::: INFORMATION SHOWN
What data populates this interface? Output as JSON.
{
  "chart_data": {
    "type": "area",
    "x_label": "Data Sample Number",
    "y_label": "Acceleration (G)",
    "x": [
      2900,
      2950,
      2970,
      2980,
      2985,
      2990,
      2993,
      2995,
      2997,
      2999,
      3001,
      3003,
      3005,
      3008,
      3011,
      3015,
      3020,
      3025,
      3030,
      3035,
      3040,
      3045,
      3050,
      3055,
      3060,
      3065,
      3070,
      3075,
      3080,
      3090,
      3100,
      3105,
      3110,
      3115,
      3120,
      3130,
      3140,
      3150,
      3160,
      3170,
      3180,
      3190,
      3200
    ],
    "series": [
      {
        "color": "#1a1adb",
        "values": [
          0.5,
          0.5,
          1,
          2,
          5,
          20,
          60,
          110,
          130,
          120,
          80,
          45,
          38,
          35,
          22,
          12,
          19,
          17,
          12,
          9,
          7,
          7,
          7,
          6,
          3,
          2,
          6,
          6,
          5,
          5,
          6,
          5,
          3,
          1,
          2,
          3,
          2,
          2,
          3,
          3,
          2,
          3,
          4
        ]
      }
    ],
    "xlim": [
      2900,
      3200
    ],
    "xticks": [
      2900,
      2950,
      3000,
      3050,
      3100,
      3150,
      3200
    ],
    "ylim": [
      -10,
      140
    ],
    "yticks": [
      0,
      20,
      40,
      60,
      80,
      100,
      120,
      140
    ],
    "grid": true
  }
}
::::::
**OBJECTIVE:** Exactly as shown above, return every record.

**SOLUTION TO THIS TASK:**
What data populates this interface? Output as JSON.
{
  "chart_data": {
    "type": "area",
    "x_label": "Data Sample Number",
    "y_label": "Acceleration (G)",
    "x": [
      2900,
      2950,
      2970,
      2980,
      2985,
      2990,
      2993,
      2995,
      2997,
      2999,
      3001,
      3003,
      3005,
      3008,
      3011,
      3015,
      3020,
      3025,
      3030,
      3035,
      3040,
      3045,
      3050,
      3055,
      3060,
      3065,
      3070,
      3075,
      3080,
      3090,
      3100,
      3105,
      3110,
      3115,
      3120,
      3130,
      3140,
      3150,
      3160,
      3170,
      3180,
      3190,
      3200
    ],
    "series": [
      {
        "color": "#1a1adb",
        "values": [
          0.5,
          0.5,
          1,
          2,
          5,
          20,
          60,
          110,
          130,
          120,
          80,
          45,
          38,
          35,
          22,
          12,
          19,
          17,
          12,
          9,
          7,
          7,
          7,
          6,
          3,
          2,
          6,
          6,
          5,
          5,
          6,
          5,
          3,
          1,
          2,
          3,
          2,
          2,
          3,
          3,
          2,
          3,
          4
        ]
      }
    ],
    "xlim": [
      2900,
      3200
    ],
    "xticks": [
      2900,
      2950,
      3000,
      3050,
      3100,
      3150,
      3200
    ],
    "ylim": [
      -10,
      140
    ],
    "yticks": [
      0,
      20,
      40,
      60,
      80,
      100,
      120,
      140
    ],
    "grid": true
  }
}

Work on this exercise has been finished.